## To do
Leave out the pictures, then reproduce the rest of the material exactly.

Raw records:
====
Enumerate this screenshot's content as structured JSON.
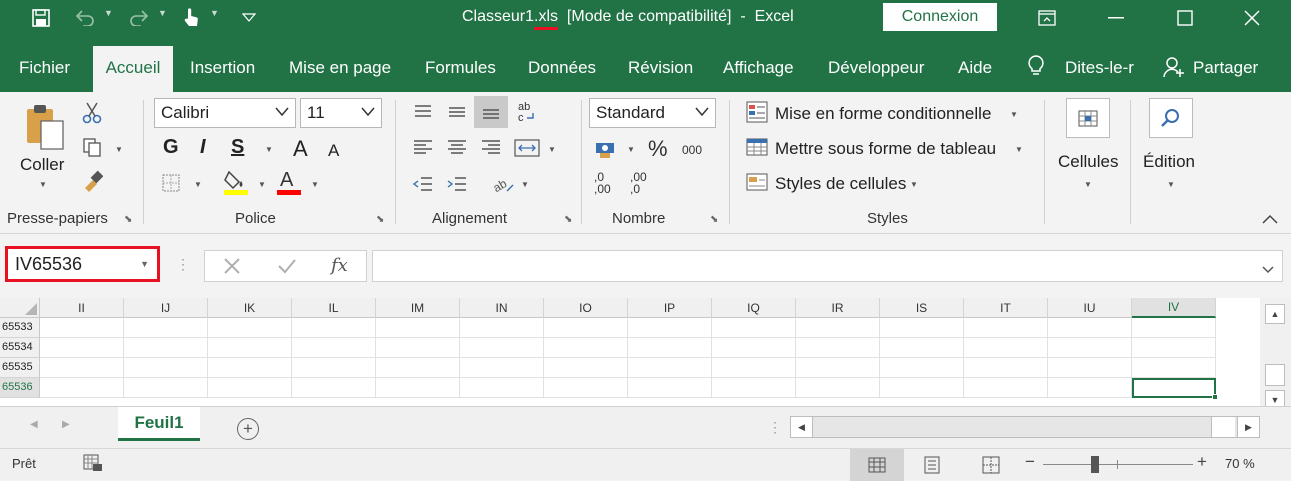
{
  "titlebar": {
    "filename": "Classeur1",
    "extension": ".xls",
    "mode": "[Mode de compatibilité]",
    "app": "Excel",
    "signin_label": "Connexion",
    "accent_color": "#217346"
  },
  "menu": {
    "tabs": [
      "Fichier",
      "Accueil",
      "Insertion",
      "Mise en page",
      "Formules",
      "Données",
      "Révision",
      "Affichage",
      "Développeur",
      "Aide"
    ],
    "tell_me": "Dites-le-r",
    "share": "Partager"
  },
  "ribbon": {
    "clipboard": {
      "paste_label": "Coller",
      "group_label": "Presse-papiers"
    },
    "font": {
      "font_name": "Calibri",
      "font_size": "11",
      "bold": "G",
      "italic": "I",
      "underline": "S",
      "grow": "A",
      "shrink": "A",
      "group_label": "Police",
      "fill_color": "#ffff00",
      "font_color": "#ff0000"
    },
    "alignment": {
      "group_label": "Alignement"
    },
    "number": {
      "format": "Standard",
      "percent": "%",
      "thousands": "000",
      "increase_decimal": ",0\n,00",
      "decrease_decimal": ",00\n,0",
      "group_label": "Nombre"
    },
    "styles": {
      "conditional": "Mise en forme conditionnelle",
      "table": "Mettre sous forme de tableau",
      "cell_styles": "Styles de cellules",
      "group_label": "Styles"
    },
    "cells": {
      "label": "Cellules"
    },
    "editing": {
      "label": "Édition"
    }
  },
  "formula_bar": {
    "name_box": "IV65536",
    "formula": "",
    "fx": "fx"
  },
  "grid": {
    "columns": [
      "II",
      "IJ",
      "IK",
      "IL",
      "IM",
      "IN",
      "IO",
      "IP",
      "IQ",
      "IR",
      "IS",
      "IT",
      "IU",
      "IV"
    ],
    "selected_column": "IV",
    "rows": [
      "65533",
      "65534",
      "65535",
      "65536"
    ],
    "selected_row": "65536"
  },
  "sheets": {
    "tabs": [
      "Feuil1"
    ],
    "add_label": "+"
  },
  "status": {
    "ready": "Prêt",
    "zoom": "70 %"
  }
}
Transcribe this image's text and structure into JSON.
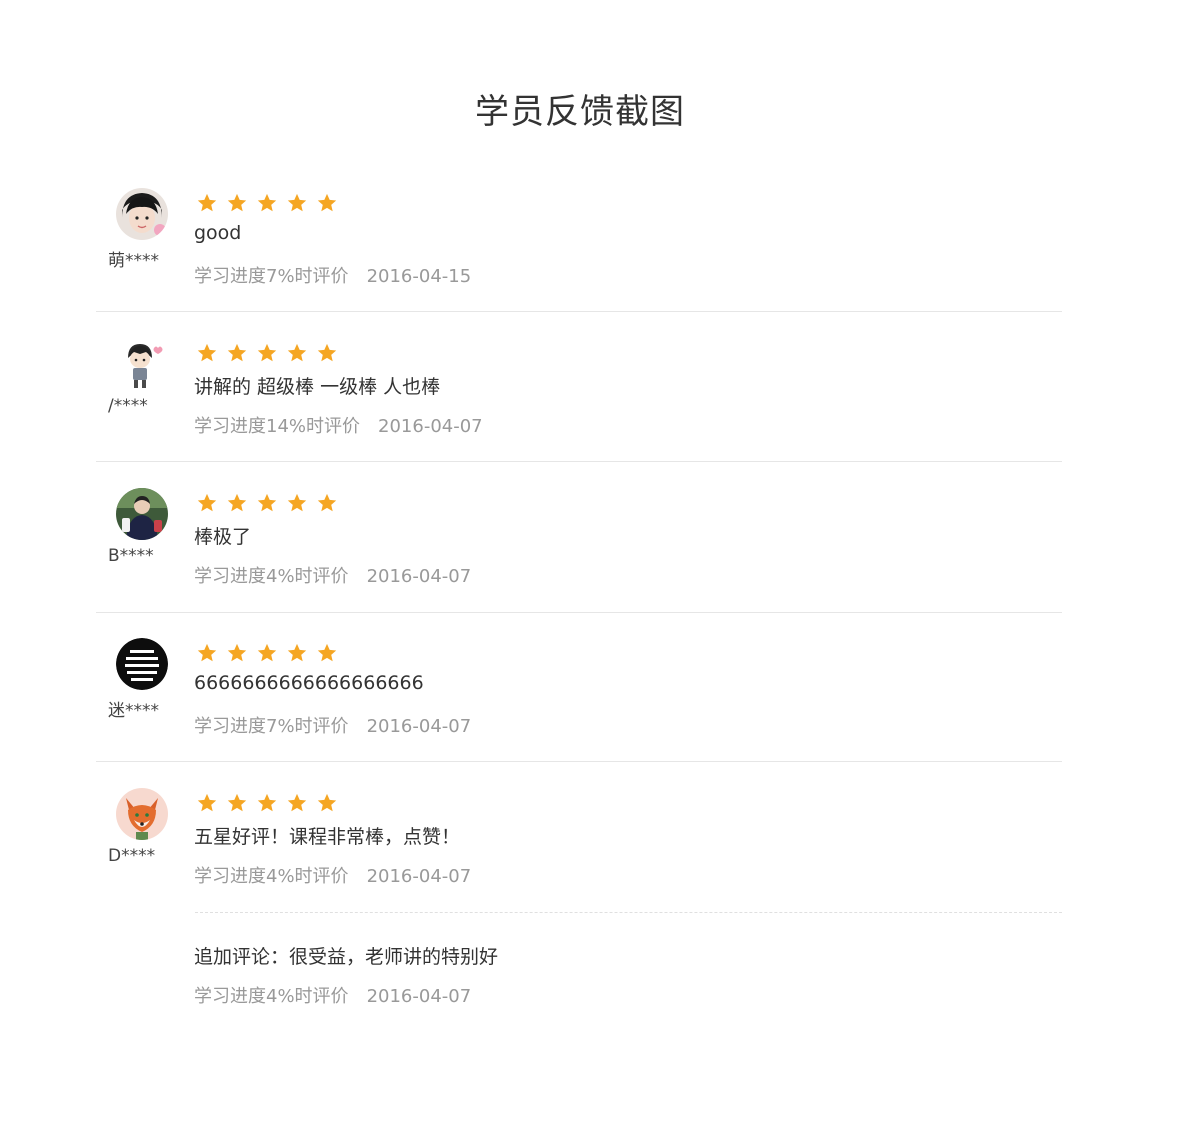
{
  "page": {
    "title": "学员反馈截图"
  },
  "colors": {
    "star": "#f5a623",
    "separator": "#e6e6e6",
    "meta": "#999999"
  },
  "reviews": [
    {
      "user": "萌****",
      "stars": 5,
      "comment": "good",
      "progress": "学习进度7%时评价",
      "date": "2016-04-15",
      "avatar_icon": "girl-avatar-icon"
    },
    {
      "user": "/****",
      "stars": 5,
      "comment": "讲解的 超级棒 一级棒 人也棒",
      "progress": "学习进度14%时评价",
      "date": "2016-04-07",
      "avatar_icon": "cartoon-boy-avatar-icon"
    },
    {
      "user": "B****",
      "stars": 5,
      "comment": "棒极了",
      "progress": "学习进度4%时评价",
      "date": "2016-04-07",
      "avatar_icon": "photo-avatar-icon"
    },
    {
      "user": "迷****",
      "stars": 5,
      "comment": "6666666666666666666",
      "progress": "学习进度7%时评价",
      "date": "2016-04-07",
      "avatar_icon": "text-badge-avatar-icon"
    },
    {
      "user": "D****",
      "stars": 5,
      "comment": "五星好评！课程非常棒，点赞！",
      "progress": "学习进度4%时评价",
      "date": "2016-04-07",
      "avatar_icon": "fox-avatar-icon"
    }
  ],
  "followup": {
    "comment": "追加评论：很受益，老师讲的特别好",
    "progress": "学习进度4%时评价",
    "date": "2016-04-07"
  }
}
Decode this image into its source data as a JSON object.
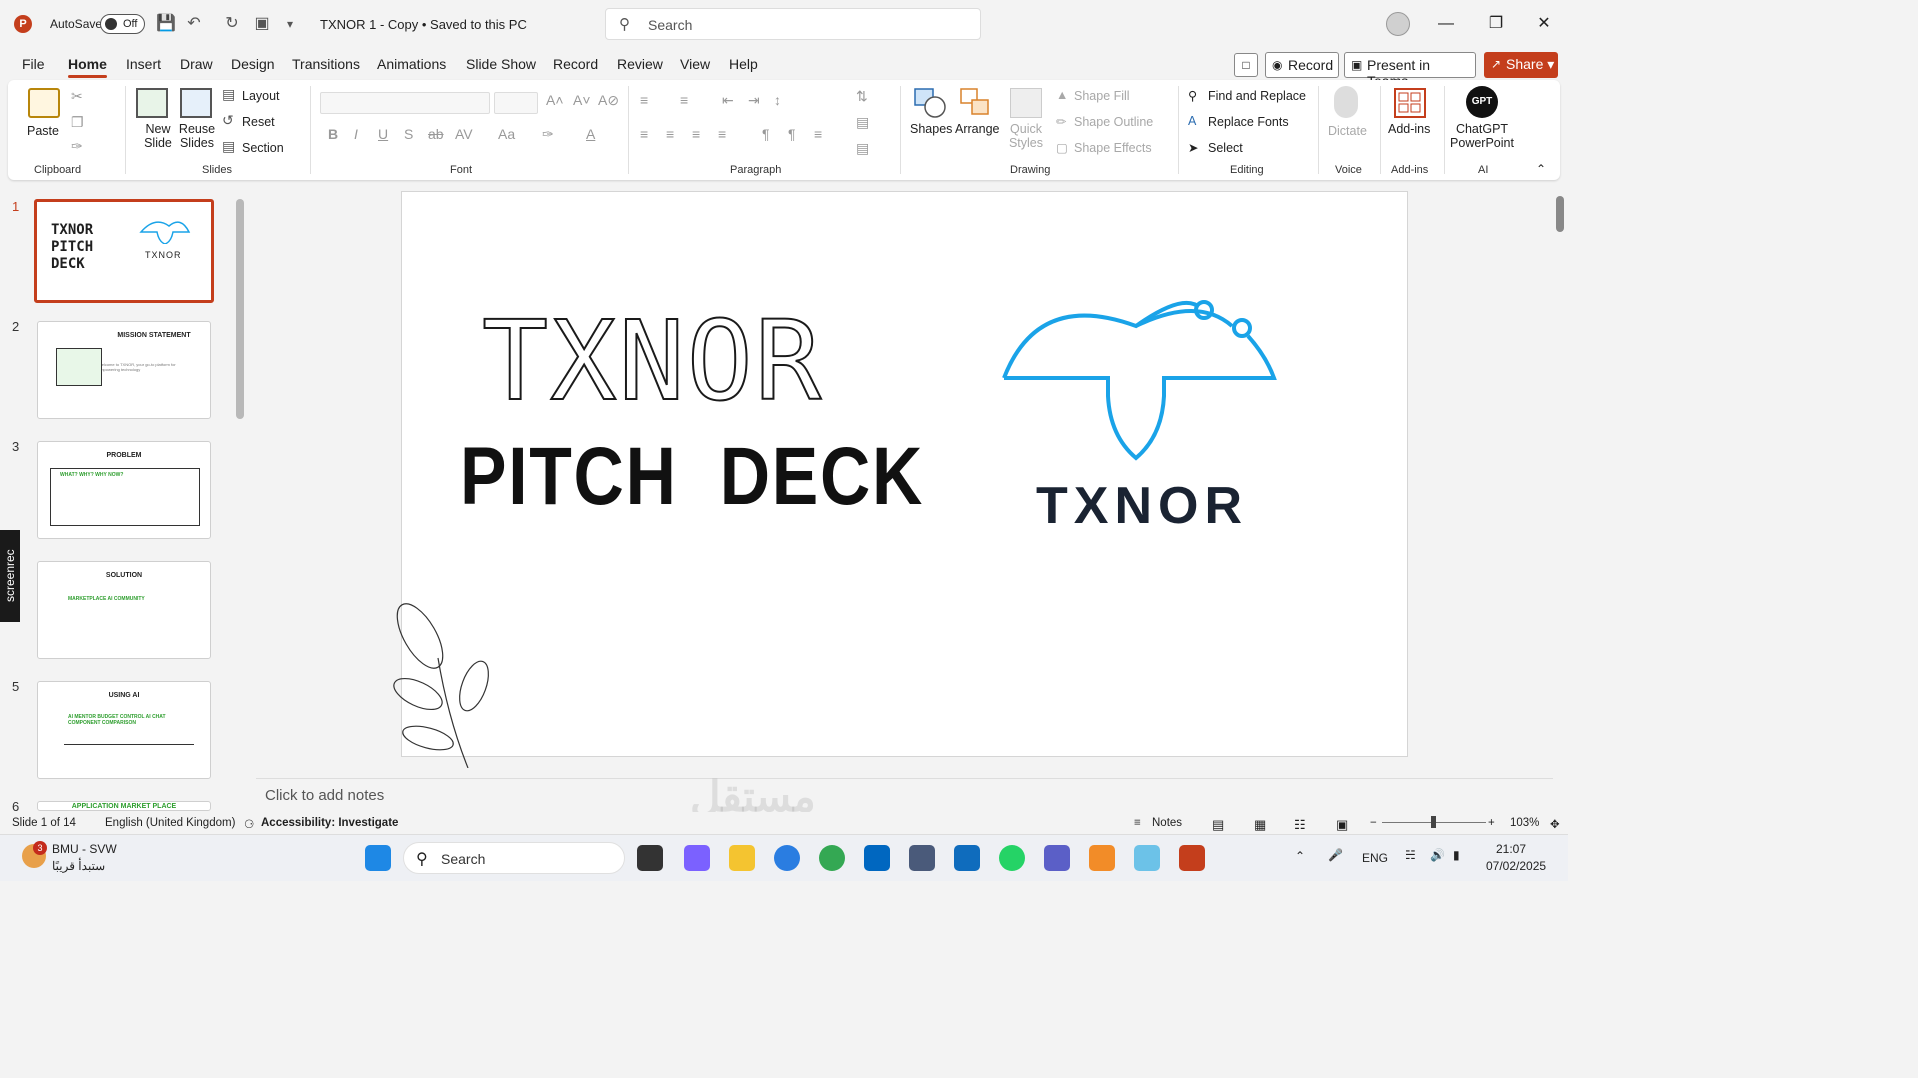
{
  "titlebar": {
    "autosave_label": "AutoSave",
    "autosave_state": "Off",
    "doc_title": "TXNOR 1 - Copy • Saved to this PC",
    "search_placeholder": "Search"
  },
  "menu": {
    "tabs": [
      "File",
      "Home",
      "Insert",
      "Draw",
      "Design",
      "Transitions",
      "Animations",
      "Slide Show",
      "Record",
      "Review",
      "View",
      "Help"
    ],
    "active_tab": "Home",
    "record_label": "Record",
    "present_label": "Present in Teams",
    "share_label": "Share"
  },
  "ribbon": {
    "clipboard": {
      "label": "Clipboard",
      "paste": "Paste"
    },
    "slides": {
      "label": "Slides",
      "new_slide": "New Slide",
      "reuse_slides": "Reuse Slides",
      "layout": "Layout",
      "reset": "Reset",
      "section": "Section"
    },
    "font": {
      "label": "Font"
    },
    "paragraph": {
      "label": "Paragraph"
    },
    "drawing": {
      "label": "Drawing",
      "shapes": "Shapes",
      "arrange": "Arrange",
      "quick_styles": "Quick Styles",
      "shape_fill": "Shape Fill",
      "shape_outline": "Shape Outline",
      "shape_effects": "Shape Effects"
    },
    "editing": {
      "label": "Editing",
      "find_replace": "Find and Replace",
      "replace_fonts": "Replace Fonts",
      "select": "Select"
    },
    "voice": {
      "label": "Voice",
      "dictate": "Dictate"
    },
    "addins": {
      "label": "Add-ins",
      "addins": "Add-ins"
    },
    "ai": {
      "label": "AI",
      "chatgpt": "ChatGPT PowerPoint",
      "gpt_badge": "GPT"
    }
  },
  "thumbnails": [
    {
      "num": "1",
      "title": "TXNOR PITCH DECK",
      "selected": true
    },
    {
      "num": "2",
      "title": "MISSION STATEMENT",
      "text": "Welcome to TXNOR, your go-to platform for empowering technology"
    },
    {
      "num": "3",
      "title": "PROBLEM",
      "text": "WHAT? WHY? WHY NOW?"
    },
    {
      "num": "4",
      "title": "SOLUTION",
      "text": "MARKETPLACE  AI  COMMUNITY"
    },
    {
      "num": "5",
      "title": "USING AI",
      "text": "AI MENTOR  BUDGET CONTROL  AI CHAT  COMPONENT COMPARISON"
    },
    {
      "num": "6",
      "title": "APPLICATION MARKET PLACE"
    }
  ],
  "slide": {
    "outline_word": "TXNOR",
    "solid_word": "PITCH  DECK",
    "logo_text": "TXNOR"
  },
  "notes_placeholder": "Click to add notes",
  "status": {
    "slide_counter": "Slide 1 of 14",
    "language": "English (United Kingdom)",
    "accessibility": "Accessibility: Investigate",
    "notes": "Notes",
    "zoom": "103%"
  },
  "taskbar": {
    "user_line1": "BMU - SVW",
    "user_line2": "ستبدأ قريبًا",
    "badge": "3",
    "search": "Search",
    "lang": "ENG",
    "time": "21:07",
    "date": "07/02/2025"
  },
  "screenrec_label": "screenrec",
  "watermark": "مستقل",
  "colors": {
    "accent": "#c43e1c",
    "logo_blue": "#1aa3e8"
  }
}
====
## Written solution
Enumerate this screenshot's content as structured JSON.
{
  "titlebar": {
    "filename": "Classeur1",
    "extension": ".xls",
    "mode": "[Mode de compatibilité]",
    "app": "Excel",
    "signin_label": "Connexion",
    "accent_color": "#217346"
  },
  "menu": {
    "tabs": [
      "Fichier",
      "Accueil",
      "Insertion",
      "Mise en page",
      "Formules",
      "Données",
      "Révision",
      "Affichage",
      "Développeur",
      "Aide"
    ],
    "tell_me": "Dites-le-r",
    "share": "Partager"
  },
  "ribbon": {
    "clipboard": {
      "paste_label": "Coller",
      "group_label": "Presse-papiers"
    },
    "font": {
      "font_name": "Calibri",
      "font_size": "11",
      "bold": "G",
      "italic": "I",
      "underline": "S",
      "grow": "A",
      "shrink": "A",
      "group_label": "Police",
      "fill_color": "#ffff00",
      "font_color": "#ff0000"
    },
    "alignment": {
      "group_label": "Alignement"
    },
    "number": {
      "format": "Standard",
      "percent": "%",
      "thousands": "000",
      "increase_decimal": ",0\n,00",
      "decrease_decimal": ",00\n,0",
      "group_label": "Nombre"
    },
    "styles": {
      "conditional": "Mise en forme conditionnelle",
      "table": "Mettre sous forme de tableau",
      "cell_styles": "Styles de cellules",
      "group_label": "Styles"
    },
    "cells": {
      "label": "Cellules"
    },
    "editing": {
      "label": "Édition"
    }
  },
  "formula_bar": {
    "name_box": "IV65536",
    "formula": "",
    "fx": "fx"
  },
  "grid": {
    "columns": [
      "II",
      "IJ",
      "IK",
      "IL",
      "IM",
      "IN",
      "IO",
      "IP",
      "IQ",
      "IR",
      "IS",
      "IT",
      "IU",
      "IV"
    ],
    "selected_column": "IV",
    "rows": [
      "65533",
      "65534",
      "65535",
      "65536"
    ],
    "selected_row": "65536"
  },
  "sheets": {
    "tabs": [
      "Feuil1"
    ],
    "add_label": "+"
  },
  "status": {
    "ready": "Prêt",
    "zoom": "70 %"
  }
}
Transcribe this image's text and structure into JSON.
{
  "page": {
    "title": "学员反馈截图"
  },
  "colors": {
    "star": "#f5a623",
    "separator": "#e6e6e6",
    "meta": "#999999"
  },
  "reviews": [
    {
      "user": "萌****",
      "stars": 5,
      "comment": "good",
      "progress": "学习进度7%时评价",
      "date": "2016-04-15",
      "avatar_icon": "girl-avatar-icon"
    },
    {
      "user": "/****",
      "stars": 5,
      "comment": "讲解的 超级棒 一级棒 人也棒",
      "progress": "学习进度14%时评价",
      "date": "2016-04-07",
      "avatar_icon": "cartoon-boy-avatar-icon"
    },
    {
      "user": "B****",
      "stars": 5,
      "comment": "棒极了",
      "progress": "学习进度4%时评价",
      "date": "2016-04-07",
      "avatar_icon": "photo-avatar-icon"
    },
    {
      "user": "迷****",
      "stars": 5,
      "comment": "6666666666666666666",
      "progress": "学习进度7%时评价",
      "date": "2016-04-07",
      "avatar_icon": "text-badge-avatar-icon"
    },
    {
      "user": "D****",
      "stars": 5,
      "comment": "五星好评！课程非常棒，点赞！",
      "progress": "学习进度4%时评价",
      "date": "2016-04-07",
      "avatar_icon": "fox-avatar-icon"
    }
  ],
  "followup": {
    "comment": "追加评论：很受益，老师讲的特别好",
    "progress": "学习进度4%时评价",
    "date": "2016-04-07"
  }
}
Decode this image into its source data as a JSON object.
{
  "titlebar": {
    "autosave_label": "AutoSave",
    "autosave_state": "Off",
    "doc_title": "TXNOR 1 - Copy • Saved to this PC",
    "search_placeholder": "Search"
  },
  "menu": {
    "tabs": [
      "File",
      "Home",
      "Insert",
      "Draw",
      "Design",
      "Transitions",
      "Animations",
      "Slide Show",
      "Record",
      "Review",
      "View",
      "Help"
    ],
    "active_tab": "Home",
    "record_label": "Record",
    "present_label": "Present in Teams",
    "share_label": "Share"
  },
  "ribbon": {
    "clipboard": {
      "label": "Clipboard",
      "paste": "Paste"
    },
    "slides": {
      "label": "Slides",
      "new_slide": "New Slide",
      "reuse_slides": "Reuse Slides",
      "layout": "Layout",
      "reset": "Reset",
      "section": "Section"
    },
    "font": {
      "label": "Font"
    },
    "paragraph": {
      "label": "Paragraph"
    },
    "drawing": {
      "label": "Drawing",
      "shapes": "Shapes",
      "arrange": "Arrange",
      "quick_styles": "Quick Styles",
      "shape_fill": "Shape Fill",
      "shape_outline": "Shape Outline",
      "shape_effects": "Shape Effects"
    },
    "editing": {
      "label": "Editing",
      "find_replace": "Find and Replace",
      "replace_fonts": "Replace Fonts",
      "select": "Select"
    },
    "voice": {
      "label": "Voice",
      "dictate": "Dictate"
    },
    "addins": {
      "label": "Add-ins",
      "addins": "Add-ins"
    },
    "ai": {
      "label": "AI",
      "chatgpt": "ChatGPT PowerPoint",
      "gpt_badge": "GPT"
    }
  },
  "thumbnails": [
    {
      "num": "1",
      "title": "TXNOR PITCH DECK",
      "selected": true
    },
    {
      "num": "2",
      "title": "MISSION STATEMENT",
      "text": "Welcome to TXNOR, your go-to platform for empowering technology"
    },
    {
      "num": "3",
      "title": "PROBLEM",
      "text": "WHAT? WHY? WHY NOW?"
    },
    {
      "num": "4",
      "title": "SOLUTION",
      "text": "MARKETPLACE  AI  COMMUNITY"
    },
    {
      "num": "5",
      "title": "USING AI",
      "text": "AI MENTOR  BUDGET CONTROL  AI CHAT  COMPONENT COMPARISON"
    },
    {
      "num": "6",
      "title": "APPLICATION MARKET PLACE"
    }
  ],
  "slide": {
    "outline_word": "TXNOR",
    "solid_word": "PITCH  DECK",
    "logo_text": "TXNOR"
  },
  "notes_placeholder": "Click to add notes",
  "status": {
    "slide_counter": "Slide 1 of 14",
    "language": "English (United Kingdom)",
    "accessibility": "Accessibility: Investigate",
    "notes": "Notes",
    "zoom": "103%"
  },
  "taskbar": {
    "user_line1": "BMU - SVW",
    "user_line2": "ستبدأ قريبًا",
    "badge": "3",
    "search": "Search",
    "lang": "ENG",
    "time": "21:07",
    "date": "07/02/2025"
  },
  "screenrec_label": "screenrec",
  "watermark": "مستقل",
  "colors": {
    "accent": "#c43e1c",
    "logo_blue": "#1aa3e8"
  }
}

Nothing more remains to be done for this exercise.